#### Short task:
Every entry must be duplicated precisely as written.

#### Extracted information:
^^^^^^^^

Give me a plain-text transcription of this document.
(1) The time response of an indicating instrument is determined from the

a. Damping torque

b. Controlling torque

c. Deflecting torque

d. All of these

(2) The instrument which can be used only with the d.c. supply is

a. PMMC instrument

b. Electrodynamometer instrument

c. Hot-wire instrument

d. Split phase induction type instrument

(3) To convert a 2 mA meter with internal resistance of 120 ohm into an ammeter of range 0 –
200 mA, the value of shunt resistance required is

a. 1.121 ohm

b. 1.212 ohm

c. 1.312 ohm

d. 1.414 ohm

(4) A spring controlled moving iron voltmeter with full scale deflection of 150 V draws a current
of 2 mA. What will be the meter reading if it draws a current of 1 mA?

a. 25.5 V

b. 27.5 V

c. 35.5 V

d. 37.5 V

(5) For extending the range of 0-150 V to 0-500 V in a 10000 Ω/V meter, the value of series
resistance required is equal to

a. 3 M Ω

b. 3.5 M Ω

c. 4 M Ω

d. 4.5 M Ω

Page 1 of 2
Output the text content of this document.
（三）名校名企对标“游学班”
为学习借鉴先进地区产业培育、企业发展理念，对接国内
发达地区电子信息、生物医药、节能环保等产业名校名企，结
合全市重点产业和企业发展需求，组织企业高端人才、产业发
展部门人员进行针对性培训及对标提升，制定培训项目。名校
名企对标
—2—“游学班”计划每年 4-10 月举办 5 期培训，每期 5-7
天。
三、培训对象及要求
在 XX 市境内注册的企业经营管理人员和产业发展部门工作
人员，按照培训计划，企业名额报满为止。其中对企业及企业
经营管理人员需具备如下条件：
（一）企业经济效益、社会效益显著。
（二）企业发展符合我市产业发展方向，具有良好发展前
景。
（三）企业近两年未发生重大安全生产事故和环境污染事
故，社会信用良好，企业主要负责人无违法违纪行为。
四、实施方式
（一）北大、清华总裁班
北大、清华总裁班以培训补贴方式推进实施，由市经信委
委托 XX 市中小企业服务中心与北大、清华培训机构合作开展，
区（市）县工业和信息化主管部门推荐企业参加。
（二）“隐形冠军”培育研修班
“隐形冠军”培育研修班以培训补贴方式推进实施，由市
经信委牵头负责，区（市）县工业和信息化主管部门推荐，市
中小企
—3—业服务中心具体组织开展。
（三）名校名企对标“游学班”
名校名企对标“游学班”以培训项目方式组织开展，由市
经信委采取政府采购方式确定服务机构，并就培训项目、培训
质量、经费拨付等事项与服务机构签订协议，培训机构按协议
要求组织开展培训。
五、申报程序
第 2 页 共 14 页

^^^^^^^^

#### Result below:
Give me a plain-text transcription of this document.
(1) The time response of an indicating instrument is determined from the

a. Damping torque

b. Controlling torque

c. Deflecting torque

d. All of these

(2) The instrument which can be used only with the d.c. supply is

a. PMMC instrument

b. Electrodynamometer instrument

c. Hot-wire instrument

d. Split phase induction type instrument

(3) To convert a 2 mA meter with internal resistance of 120 ohm into an ammeter of range 0 –
200 mA, the value of shunt resistance required is

a. 1.121 ohm

b. 1.212 ohm

c. 1.312 ohm

d. 1.414 ohm

(4) A spring controlled moving iron voltmeter with full scale deflection of 150 V draws a current
of 2 mA. What will be the meter reading if it draws a current of 1 mA?

a. 25.5 V

b. 27.5 V

c. 35.5 V

d. 37.5 V

(5) For extending the range of 0-150 V to 0-500 V in a 10000 Ω/V meter, the value of series
resistance required is equal to

a. 3 M Ω

b. 3.5 M Ω

c. 4 M Ω

d. 4.5 M Ω

Page 1 of 2
Output the text content of this document.
（三）名校名企对标“游学班”
为学习借鉴先进地区产业培育、企业发展理念，对接国内
发达地区电子信息、生物医药、节能环保等产业名校名企，结
合全市重点产业和企业发展需求，组织企业高端人才、产业发
展部门人员进行针对性培训及对标提升，制定培训项目。名校
名企对标
—2—“游学班”计划每年 4-10 月举办 5 期培训，每期 5-7
天。
三、培训对象及要求
在 XX 市境内注册的企业经营管理人员和产业发展部门工作
人员，按照培训计划，企业名额报满为止。其中对企业及企业
经营管理人员需具备如下条件：
（一）企业经济效益、社会效益显著。
（二）企业发展符合我市产业发展方向，具有良好发展前
景。
（三）企业近两年未发生重大安全生产事故和环境污染事
故，社会信用良好，企业主要负责人无违法违纪行为。
四、实施方式
（一）北大、清华总裁班
北大、清华总裁班以培训补贴方式推进实施，由市经信委
委托 XX 市中小企业服务中心与北大、清华培训机构合作开展，
区（市）县工业和信息化主管部门推荐企业参加。
（二）“隐形冠军”培育研修班
“隐形冠军”培育研修班以培训补贴方式推进实施，由市
经信委牵头负责，区（市）县工业和信息化主管部门推荐，市
中小企
—3—业服务中心具体组织开展。
（三）名校名企对标“游学班”
名校名企对标“游学班”以培训项目方式组织开展，由市
经信委采取政府采购方式确定服务机构，并就培训项目、培训
质量、经费拨付等事项与服务机构签订协议，培训机构按协议
要求组织开展培训。
五、申报程序
第 2 页 共 14 页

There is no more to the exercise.